• _やること_:
1) 本文のうち、「(58)【調査した分野】(Int.Cl.,DB名)」という語句を含むところから始まり「中断することは望ましくない。」で終わる部分を、一字も変えずに書き写すこと。
2) 本文の【0007】で、丸棒直径測定装置が備えるものとして挙げられている構成部の名称をすべて列挙すること。
3) 本文によると、熱間鍛造中に丸棒体の直径が所望の値より小さくなった場合、作業者は何をする必要があるか。

• _読む文章_:
****************

(58)【調査した分野】(Int.Cl.,DB名)
【発明の概要】
【発明が解決しようとする課題】
【0004】
丸棒体の熱間鍛造において、丸棒体がプレスされた際に、丸棒体が振動し、丸棒体は、ミリ秒単位の周期で揺れている。丸棒体の振動中に、カメラ(撮像部)で丸棒体を撮像した場合、画像に写っている丸棒体(丸棒体領域)がブレる。このような画像に対して、特許文献1の技術を適用しても、丸棒体の直径の測定精度はよくない。このため、丸棒体の振動が停止するまで、丸棒体の直径の測定を待つ必要がある。この期間、丸棒体の熱間鍛造の作業が中断されるので、作業効率が悪くなる。熱間鍛造されている丸棒体は、自然冷却により丸棒体の温度が徐々に下がる。丸棒体の温度が低下すると、丸棒体が硬くなり、丸棒体にプレスしても、丸棒体の変形量が少ないので、丸棒体の直径を所望の値にすることが難しくなる(又は、所望の値にできなくなる)。従って、丸棒体の直径の測定のために、作業を中断することは望ましくない。
【0005】
熱間鍛造中に丸棒体の直径が所望の値より小さくなった場合、熱間鍛造は失敗であり、作業者は、丸棒体を再度、加熱して、熱間鍛造を最初からやり直す必要がある。従って、熱間鍛造中、常に、丸棒体の直径を測定し、測定結果をチェックすることは、作業者にとって極めて重要である。
【0006】
本発明の目的は、丸棒体の直径測定のために、熱間鍛造の作業を中断することなく、丸棒体の直径を精度よく測定できる丸棒直径測定装置および丸棒直径測定方法を提供することである。
【課題を解決するための手段】
【0007】
本発明の第1局面に係る丸棒直径測定装置は、熱間鍛造されている丸棒体の側面を示す丸棒体領域を含む画像を取得する第1取得部と、前記画像を撮像した撮像部と前記丸棒体との距離を取得する第2取得部と、前記丸棒体の上側と前記丸棒体との境界を示す上エッジ、および、前記丸棒体の下側と前記丸棒体との境界を示す下エッジを、前記画像から検出する検出部と、前記距離、前記上エッジの位置、および、前記下エッジの位置を基にして、前記丸棒体の直径を算出する第1算出部と、前記上エッジおよび前記下エッジと交差する方向において、前記画像の中央と前記丸棒体領域の中央とのズレ量を算出する第2算出部と、前記ズレ量が小さくなるように、前記撮像部の光軸を調整するアクチュエータを制御する制御部と、を備える。

****************

• _提供データ_:
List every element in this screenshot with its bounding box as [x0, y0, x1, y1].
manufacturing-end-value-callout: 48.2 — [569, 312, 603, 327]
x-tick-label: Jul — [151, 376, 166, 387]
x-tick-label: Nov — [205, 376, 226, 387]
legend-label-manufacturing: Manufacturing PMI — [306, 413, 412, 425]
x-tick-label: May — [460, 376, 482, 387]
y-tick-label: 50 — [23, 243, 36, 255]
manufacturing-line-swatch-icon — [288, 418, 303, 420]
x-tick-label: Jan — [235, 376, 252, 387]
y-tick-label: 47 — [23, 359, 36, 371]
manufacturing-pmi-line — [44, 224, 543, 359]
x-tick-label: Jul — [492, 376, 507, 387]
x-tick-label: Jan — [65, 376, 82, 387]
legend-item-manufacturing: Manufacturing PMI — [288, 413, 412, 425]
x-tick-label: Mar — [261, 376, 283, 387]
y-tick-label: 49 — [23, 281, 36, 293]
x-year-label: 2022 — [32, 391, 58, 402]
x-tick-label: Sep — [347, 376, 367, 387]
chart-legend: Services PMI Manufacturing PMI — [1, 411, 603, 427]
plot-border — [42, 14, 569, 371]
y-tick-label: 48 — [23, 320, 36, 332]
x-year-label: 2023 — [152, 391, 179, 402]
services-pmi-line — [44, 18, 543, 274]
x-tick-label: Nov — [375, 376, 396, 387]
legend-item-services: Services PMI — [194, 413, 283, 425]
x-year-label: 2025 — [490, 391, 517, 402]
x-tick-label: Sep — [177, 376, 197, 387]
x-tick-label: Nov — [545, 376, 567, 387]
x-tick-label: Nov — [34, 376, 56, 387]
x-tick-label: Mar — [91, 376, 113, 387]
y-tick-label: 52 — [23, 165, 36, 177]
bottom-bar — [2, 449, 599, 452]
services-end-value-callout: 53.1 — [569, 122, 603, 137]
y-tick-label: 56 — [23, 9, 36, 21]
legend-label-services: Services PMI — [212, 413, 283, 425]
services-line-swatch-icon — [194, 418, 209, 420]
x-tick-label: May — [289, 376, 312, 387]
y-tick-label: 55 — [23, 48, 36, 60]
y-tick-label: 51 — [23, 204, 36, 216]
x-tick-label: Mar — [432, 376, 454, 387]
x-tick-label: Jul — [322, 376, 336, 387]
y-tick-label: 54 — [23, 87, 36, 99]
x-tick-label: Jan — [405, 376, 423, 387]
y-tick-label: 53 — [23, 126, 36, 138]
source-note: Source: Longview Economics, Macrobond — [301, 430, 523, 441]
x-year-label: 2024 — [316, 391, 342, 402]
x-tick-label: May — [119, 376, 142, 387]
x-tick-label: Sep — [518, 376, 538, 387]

****************

• _解答_:
1)
(58)【調査した分野】(Int.Cl.,DB名)
【発明の概要】
【発明が解決しようとする課題】
【0004】
丸棒体の熱間鍛造において、丸棒体がプレスされた際に、丸棒体が振動し、丸棒体は、ミリ秒単位の周期で揺れている。丸棒体の振動中に、カメラ(撮像部)で丸棒体を撮像した場合、画像に写っている丸棒体(丸棒体領域)がブレる。このような画像に対して、特許文献1の技術を適用しても、丸棒体の直径の測定精度はよくない。このため、丸棒体の振動が停止するまで、丸棒体の直径の測定を待つ必要がある。この期間、丸棒体の熱間鍛造の作業が中断されるので、作業効率が悪くなる。熱間鍛造されている丸棒体は、自然冷却により丸棒体の温度が徐々に下がる。丸棒体の温度が低下すると、丸棒体が硬くなり、丸棒体にプレスしても、丸棒体の変形量が少ないので、丸棒体の直径を所望の値にすることが難しくなる(又は、所望の値にできなくなる)。従って、丸棒体の直径の測定のために、作業を中断することは望ましくない。

2) 第1取得部、第2取得部、検出部、第1算出部、第2算出部、制御部

3) 丸棒体を再度加熱して、熱間鍛造を最初からやり直す必要がある。